The task: Check each line of the entries below for the string "axis"; copy every line where it appears.

· · · · · · ·

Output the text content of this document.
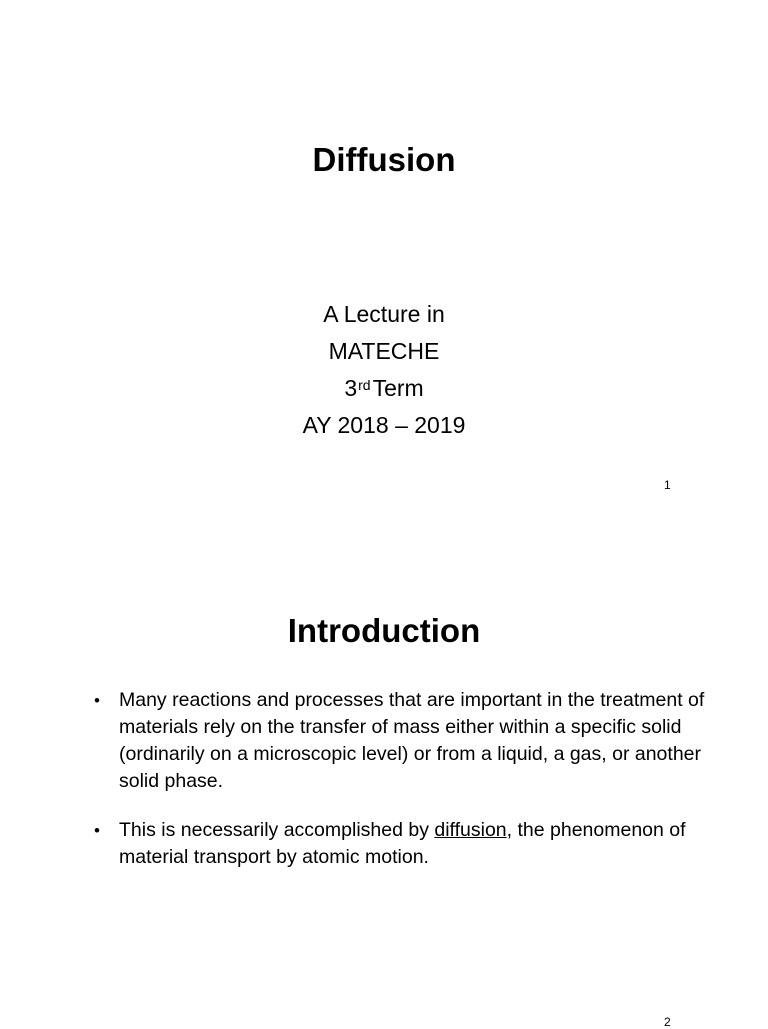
Diffusion
A Lecture in
MATECHE
3rdTerm
AY 2018 – 2019
1
Introduction
• Many reactions and processes that are important in the treatment of materials rely on the transfer of mass either within a specific solid (ordinarily on a microscopic level) or from a liquid, a gas, or another solid phase.
• This is necessarily accomplished by diffusion, the phenomenon of material transport by atomic motion.
2
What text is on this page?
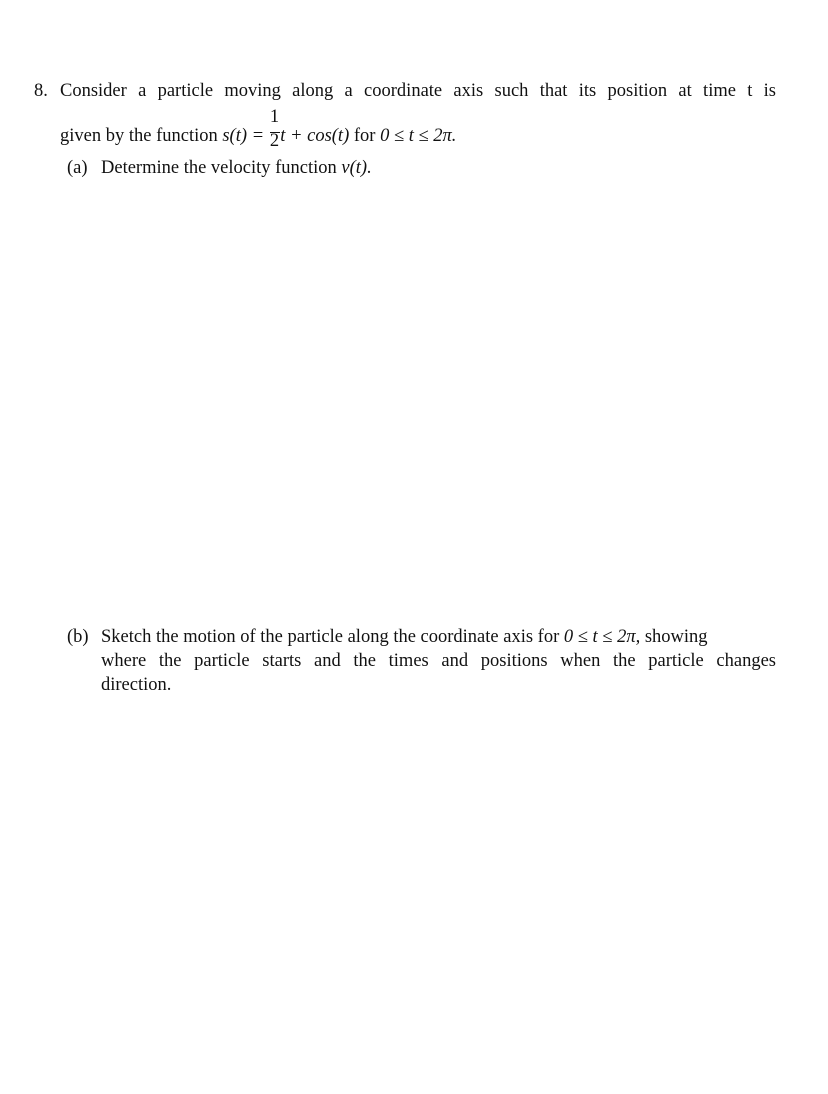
8. Consider a particle moving along a coordinate axis such that its position at time t is
given by the function $s(t) = \frac{1}{2}$ t + cos(t) for 0 ≤ t ≤ 2π.
(a) Determine the velocity function v(t).
(b) Sketch the motion of the particle along the coordinate axis for 0 ≤ t ≤ 2π, showing
where the particle starts and the times and positions when the particle changes
direction.
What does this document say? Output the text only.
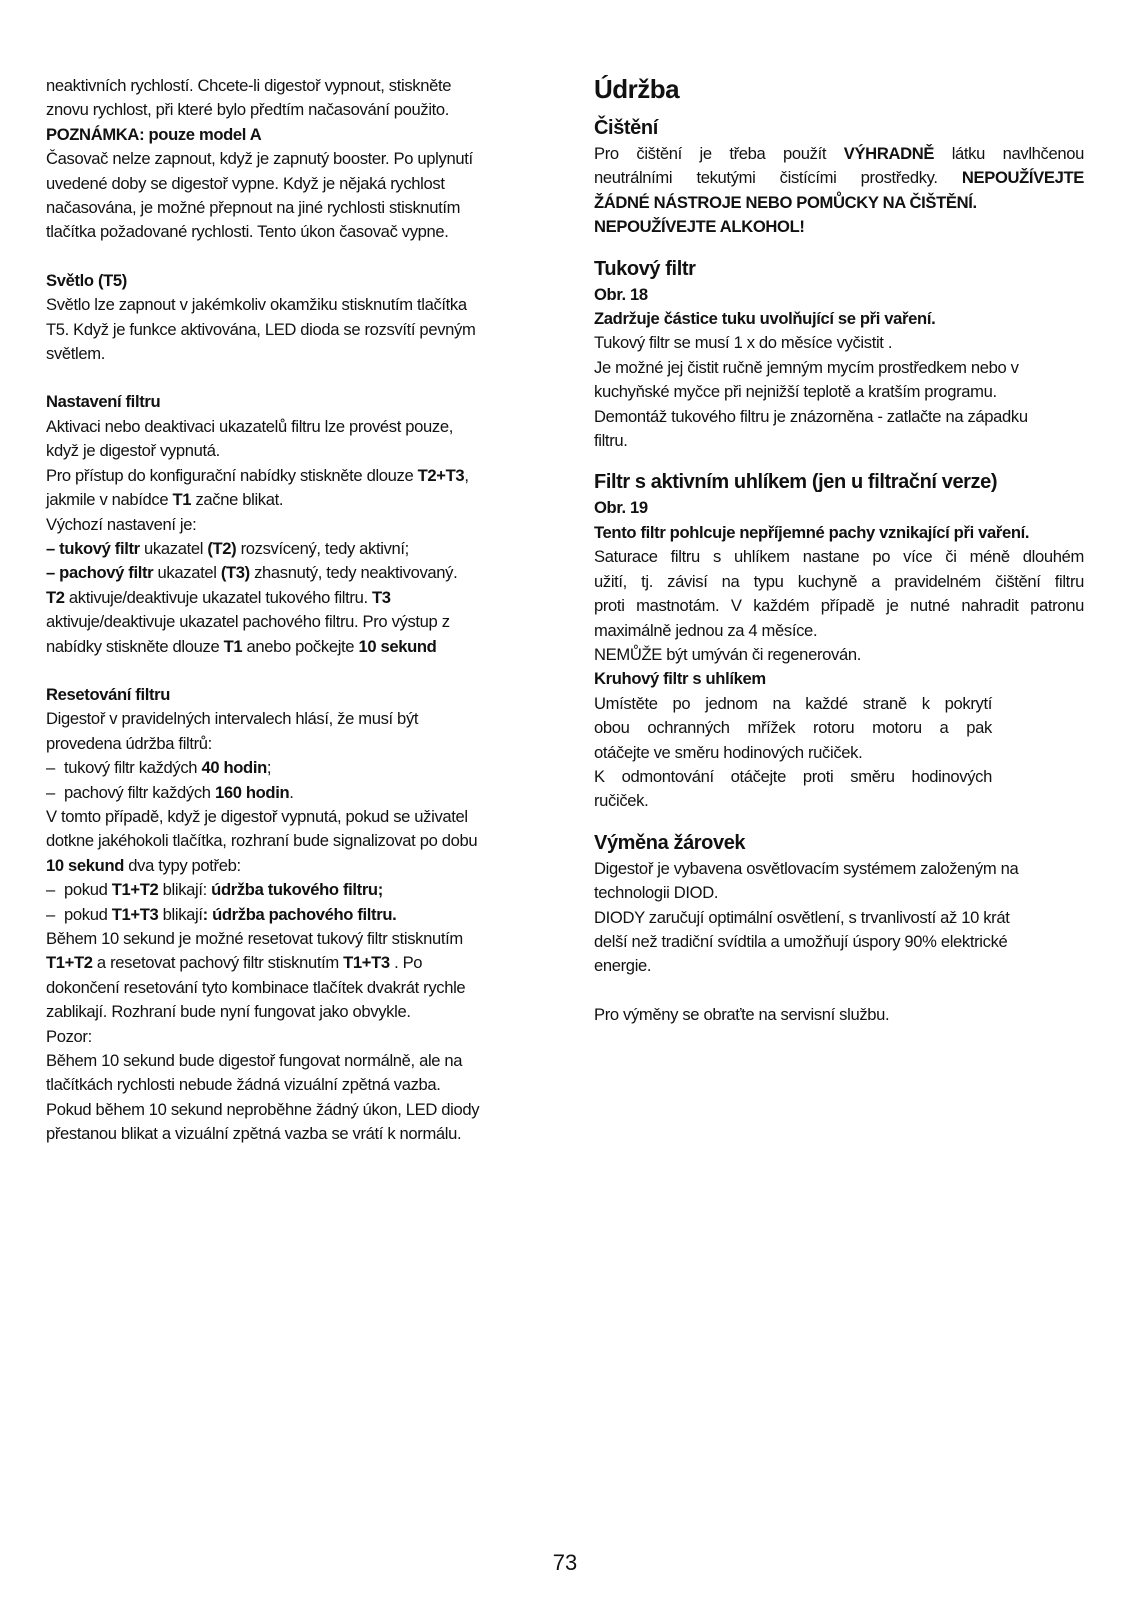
neaktivních rychlostí. Chcete-li digestoř vypnout, stiskněte

znovu rychlost, při které bylo předtím načasování použito.

POZNÁMKA: pouze model A

Časovač nelze zapnout, když je zapnutý booster. Po uplynutí

uvedené doby se digestoř vypne. Když je nějaká rychlost

načasována, je možné přepnout na jiné rychlosti stisknutím

tlačítka požadované rychlosti. Tento úkon časovač vypne.

Světlo (T5)

Světlo lze zapnout v jakémkoliv okamžiku stisknutím tlačítka

T5. Když je funkce aktivována, LED dioda se rozsvítí pevným

světlem.

Nastavení filtru

Aktivaci nebo deaktivaci ukazatelů filtru lze provést pouze,

když je digestoř vypnutá.

Pro přístup do konfigurační nabídky stiskněte dlouze T2+T3,

jakmile v nabídce T1 začne blikat.

Výchozí nastavení je:

– tukový filtr ukazatel (T2) rozsvícený, tedy aktivní;

– pachový filtr ukazatel (T3) zhasnutý, tedy neaktivovaný.

T2 aktivuje/deaktivuje ukazatel tukového filtru. T3

aktivuje/deaktivuje ukazatel pachového filtru. Pro výstup z

nabídky stiskněte dlouze T1 anebo počkejte 10 sekund

Resetování filtru

Digestoř v pravidelných intervalech hlásí, že musí být

provedena údržba filtrů:

– tukový filtr každých 40 hodin;
– pachový filtr každých 160 hodin.

V tomto případě, když je digestoř vypnutá, pokud se uživatel

dotkne jakéhokoli tlačítka, rozhraní bude signalizovat po dobu

10 sekund dva typy potřeb:

– pokud T1+T2 blikají: údržba tukového filtru;
– pokud T1+T3 blikají: údržba pachového filtru.

Během 10 sekund je možné resetovat tukový filtr stisknutím

T1+T2 a resetovat pachový filtr stisknutím T1+T3 . Po

dokončení resetování tyto kombinace tlačítek dvakrát rychle

zablikají. Rozhraní bude nyní fungovat jako obvykle.

Pozor:

Během 10 sekund bude digestoř fungovat normálně, ale na

tlačítkách rychlosti nebude žádná vizuální zpětná vazba.

Pokud během 10 sekund neproběhne žádný úkon, LED diody

přestanou blikat a vizuální zpětná vazba se vrátí k normálu.

Údržba

Čištění

Pro čištění je třeba použít VÝHRADNĚ látku navlhčenou

neutrálními tekutými čistícími prostředky. NEPOUŽÍVEJTE

ŽÁDNÉ NÁSTROJE NEBO POMŮCKY NA ČIŠTĚNÍ.

NEPOUŽÍVEJTE ALKOHOL!

Tukový filtr

Obr. 18

Zadržuje částice tuku uvolňující se při vaření.

Tukový filtr se musí 1 x do měsíce vyčistit .

Je možné jej čistit ručně jemným mycím prostředkem nebo v

kuchyňské myčce při nejnižší teplotě a kratším programu.

Demontáž tukového filtru je znázorněna - zatlačte na západku

filtru.

Filtr s aktivním uhlíkem (jen u filtrační verze)

Obr. 19

Tento filtr pohlcuje nepříjemné pachy vznikající při vaření.

Saturace filtru s uhlíkem nastane po více či méně dlouhém

užití, tj. závisí na typu kuchyně a pravidelném čištění filtru

proti mastnotám. V každém případě je nutné nahradit patronu

maximálně jednou za 4 měsíce.

NEMŮŽE být umýván či regenerován.

Kruhový filtr s uhlíkem

Umístěte po jednom na každé straně k pokrytí

obou ochranných mřížek rotoru motoru a pak

otáčejte ve směru hodinových ručiček.

K odmontování otáčejte proti směru hodinových

ručiček.

Výměna žárovek

Digestoř je vybavena osvětlovacím systémem založeným na

technologii DIOD.

DIODY zaručují optimální osvětlení, s trvanlivostí až 10 krát

delší než tradiční svídtila a umožňují úspory 90% elektrické

energie.

Pro výměny se obraťte na servisní službu.

73
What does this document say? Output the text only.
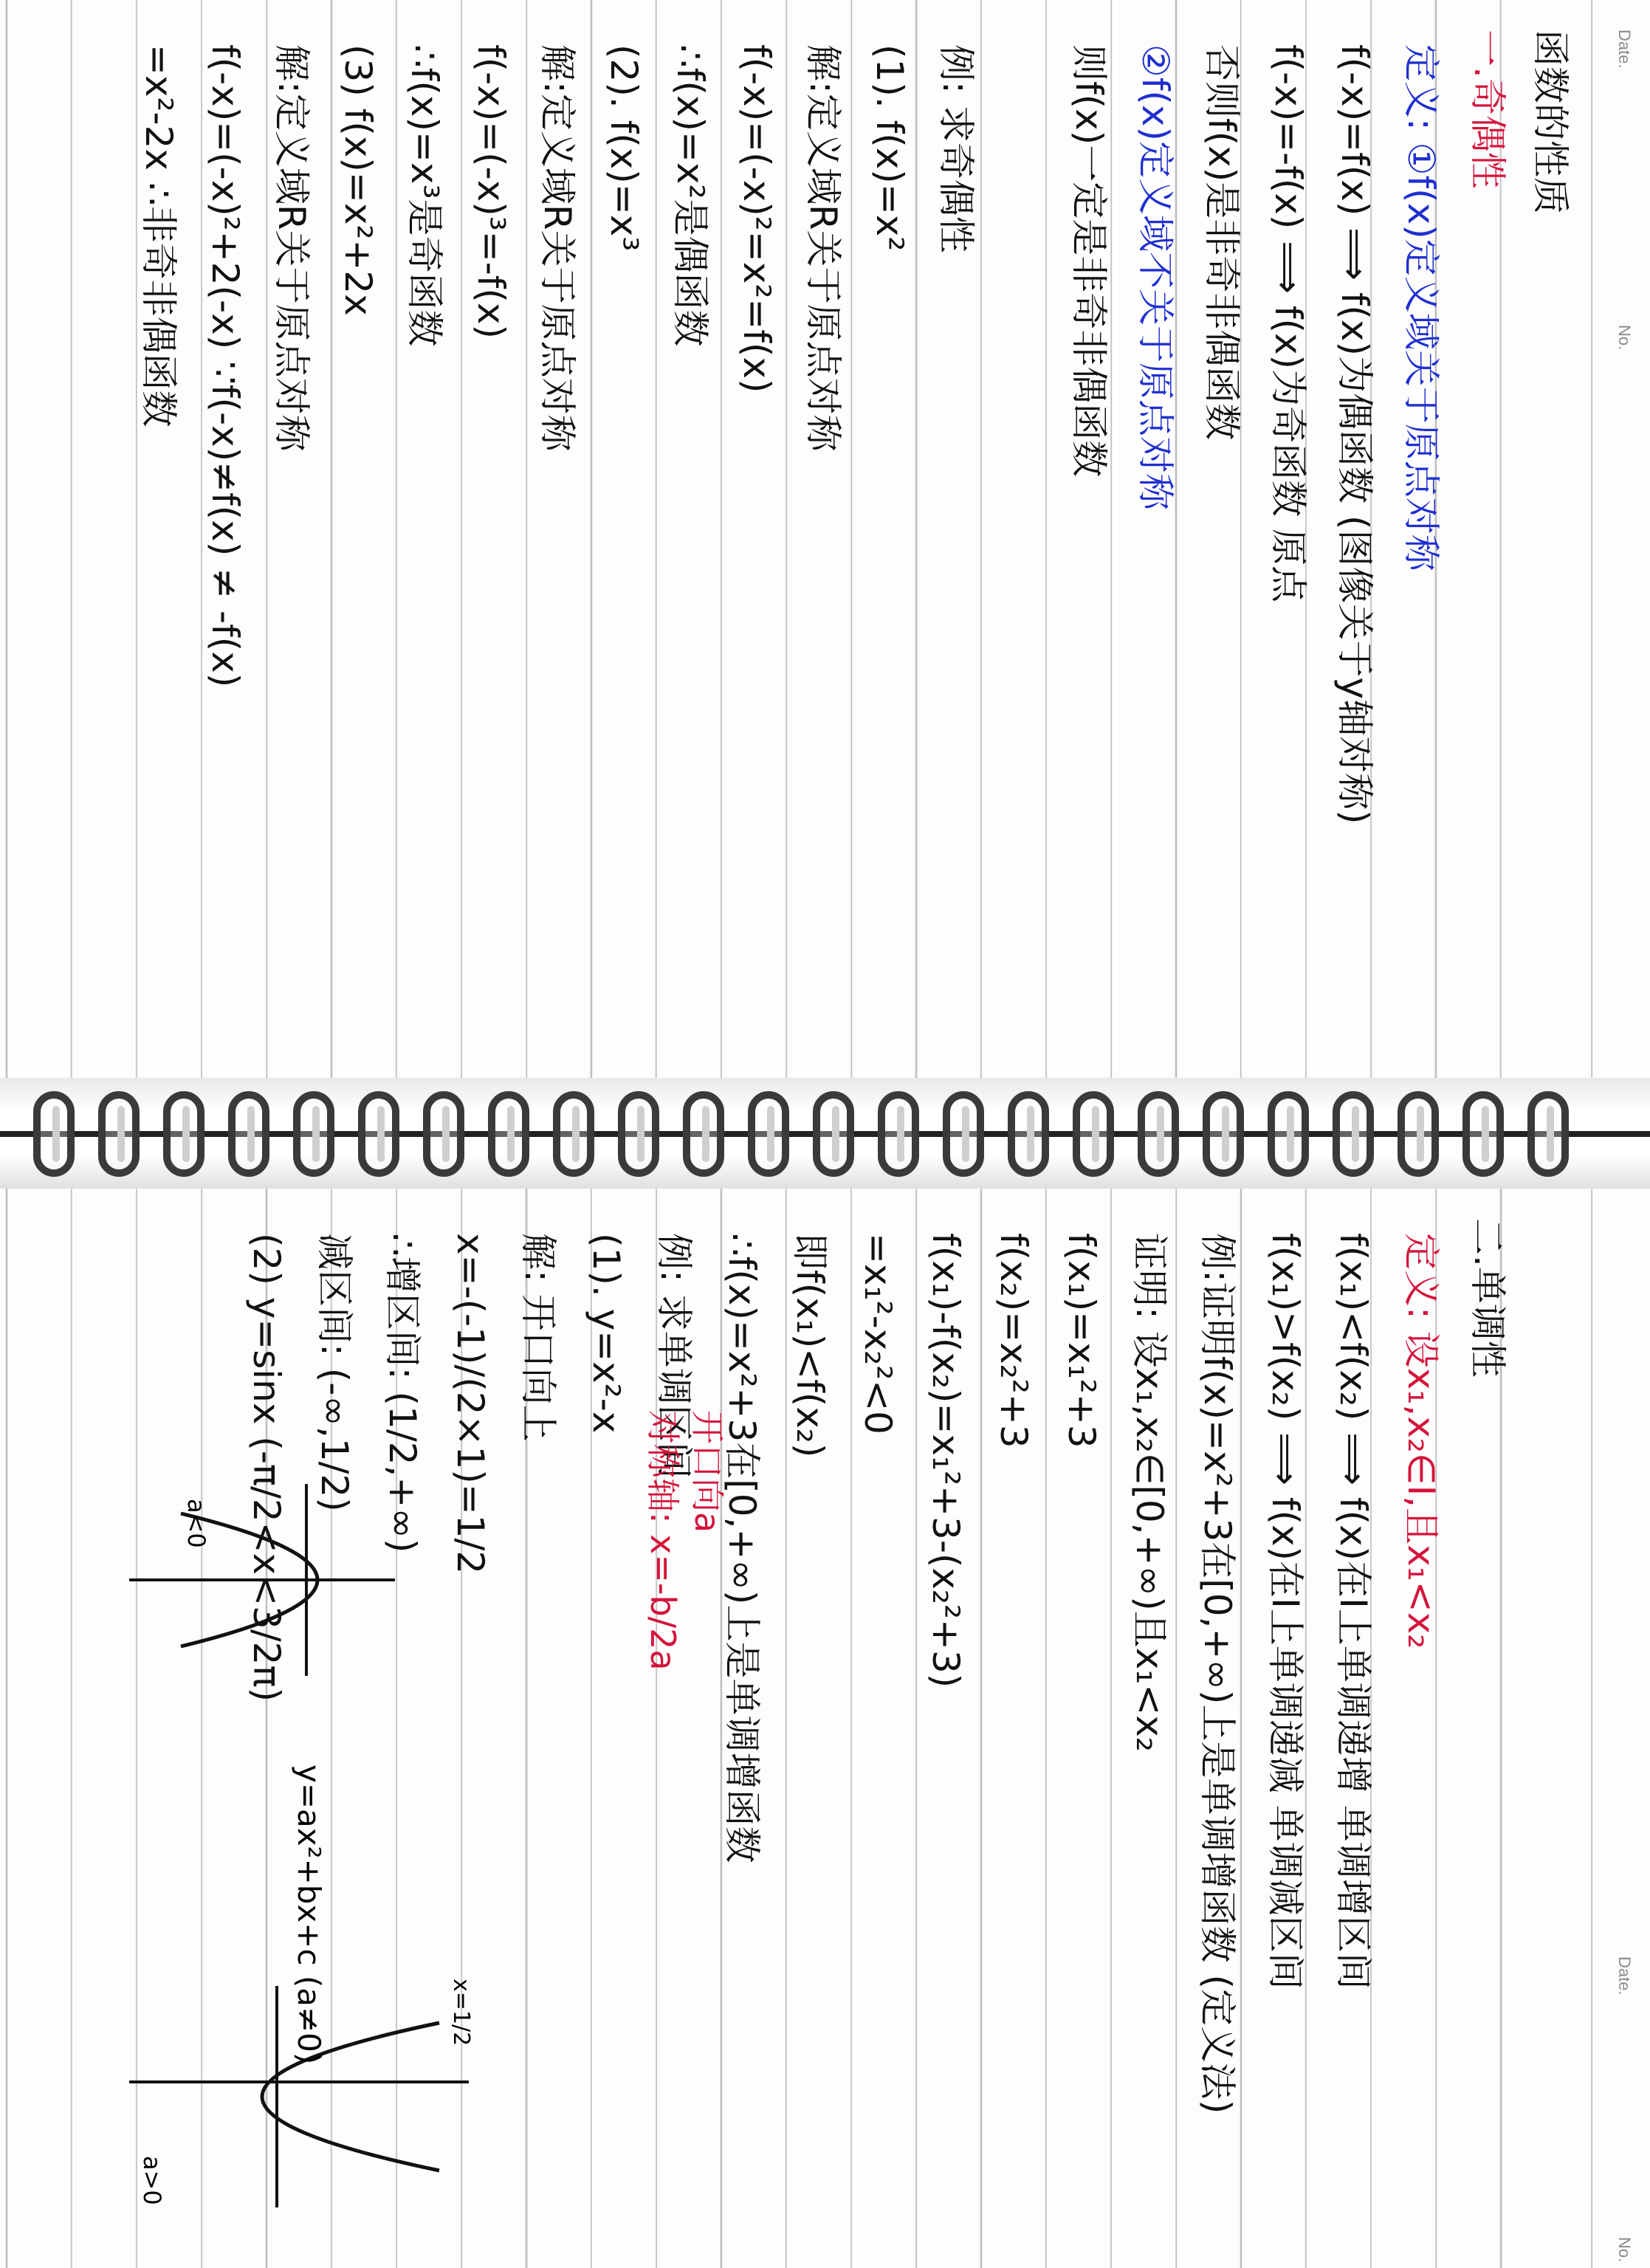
Date.
No.
函数的性质
一.奇偶性
定义: ①f(x)定义域关于原点对称
f(-x)=f(x) ⟹ f(x)为偶函数 (图像关于y轴对称)
f(-x)=-f(x) ⟹ f(x)为奇函数 原点
否则f(x)是非奇非偶函数
②f(x)定义域不关于原点对称
则f(x)一定是非奇非偶函数
例: 求奇偶性
(1). f(x)=x²
解:定义域R关于原点对称
f(-x)=(-x)²=x²=f(x)
∴f(x)=x²是偶函数
(2). f(x)=x³
解:定义域R关于原点对称
f(-x)=(-x)³=-f(x)
∴f(x)=x³是奇函数
(3) f(x)=x²+2x
解:定义域R关于原点对称
f(-x)=(-x)²+2(-x) ∵f(-x)≠f(x) ≠ -f(x)
=x²-2x ∴非奇非偶函数
Date.
No.
二.单调性
定义: 设x₁,x₂∈I,且x₁<x₂
f(x₁)<f(x₂) ⟹ f(x)在I上单调递增 单调增区间
f(x₁)>f(x₂) ⟹ f(x)在I上单调递减 单调减区间
例:证明f(x)=x²+3在[0,+∞)上是单调增函数 (定义法)
证明: 设x₁,x₂∈[0,+∞)且x₁<x₂
f(x₁)=x₁²+3
f(x₂)=x₂²+3
f(x₁)-f(x₂)=x₁²+3-(x₂²+3)
=x₁²-x₂²<0
即f(x₁)<f(x₂)
∴f(x)=x²+3在[0,+∞)上是单调增函数
例: 求单调区间
(1). y=x²-x
解: 开口向上
x=-(-1)/(2×1)=1/2
∴增区间: (1/2,+∞)
减区间: (-∞,1/2)
(2) y=sinx (-π/2<x<3/2π)	开口向a
对称轴: x=-b/2a
a<0
a>0
x=1/2
y=ax²+bx+c (a≠0)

· · · · · · ·

Response:
8. Consider a particle moving along a coordinate axis such that its position at time t is
(b) Sketch the motion of the particle along the coordinate axis for 0 ≤ t ≤ 2π, showing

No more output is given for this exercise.